> _Exercise prompt_
Gather up all lines that carry the word "Falkor".

## Start Provided records

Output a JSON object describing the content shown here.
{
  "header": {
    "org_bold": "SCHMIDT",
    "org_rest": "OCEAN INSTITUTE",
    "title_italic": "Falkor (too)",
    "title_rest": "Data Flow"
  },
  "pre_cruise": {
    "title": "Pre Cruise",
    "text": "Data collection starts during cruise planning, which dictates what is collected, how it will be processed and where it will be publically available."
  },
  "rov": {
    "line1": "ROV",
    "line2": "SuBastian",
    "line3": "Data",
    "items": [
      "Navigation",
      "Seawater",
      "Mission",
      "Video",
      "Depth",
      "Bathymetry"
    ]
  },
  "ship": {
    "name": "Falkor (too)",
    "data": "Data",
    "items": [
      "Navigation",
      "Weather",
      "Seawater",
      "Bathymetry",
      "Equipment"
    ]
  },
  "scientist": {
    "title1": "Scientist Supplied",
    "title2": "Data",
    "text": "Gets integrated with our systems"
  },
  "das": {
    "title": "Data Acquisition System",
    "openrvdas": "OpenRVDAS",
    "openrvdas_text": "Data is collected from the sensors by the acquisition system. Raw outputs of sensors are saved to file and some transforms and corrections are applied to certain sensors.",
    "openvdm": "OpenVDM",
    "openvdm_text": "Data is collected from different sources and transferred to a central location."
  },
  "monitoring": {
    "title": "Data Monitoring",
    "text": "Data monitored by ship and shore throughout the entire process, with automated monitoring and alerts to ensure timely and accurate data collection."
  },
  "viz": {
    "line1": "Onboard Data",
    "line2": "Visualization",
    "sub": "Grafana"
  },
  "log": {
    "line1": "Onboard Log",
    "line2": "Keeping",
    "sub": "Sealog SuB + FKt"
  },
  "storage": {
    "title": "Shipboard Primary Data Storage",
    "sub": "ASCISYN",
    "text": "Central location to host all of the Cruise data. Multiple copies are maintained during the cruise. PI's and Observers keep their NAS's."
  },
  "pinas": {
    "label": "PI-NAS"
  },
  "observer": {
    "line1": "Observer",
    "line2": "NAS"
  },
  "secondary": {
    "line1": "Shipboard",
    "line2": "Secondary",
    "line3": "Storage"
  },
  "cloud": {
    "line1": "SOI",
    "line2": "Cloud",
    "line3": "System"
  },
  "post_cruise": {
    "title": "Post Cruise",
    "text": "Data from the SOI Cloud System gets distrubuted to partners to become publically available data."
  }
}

## End Provided records

> _Answer to the exercise_
    "title_italic": "Falkor (too)",
    "name": "Falkor (too)",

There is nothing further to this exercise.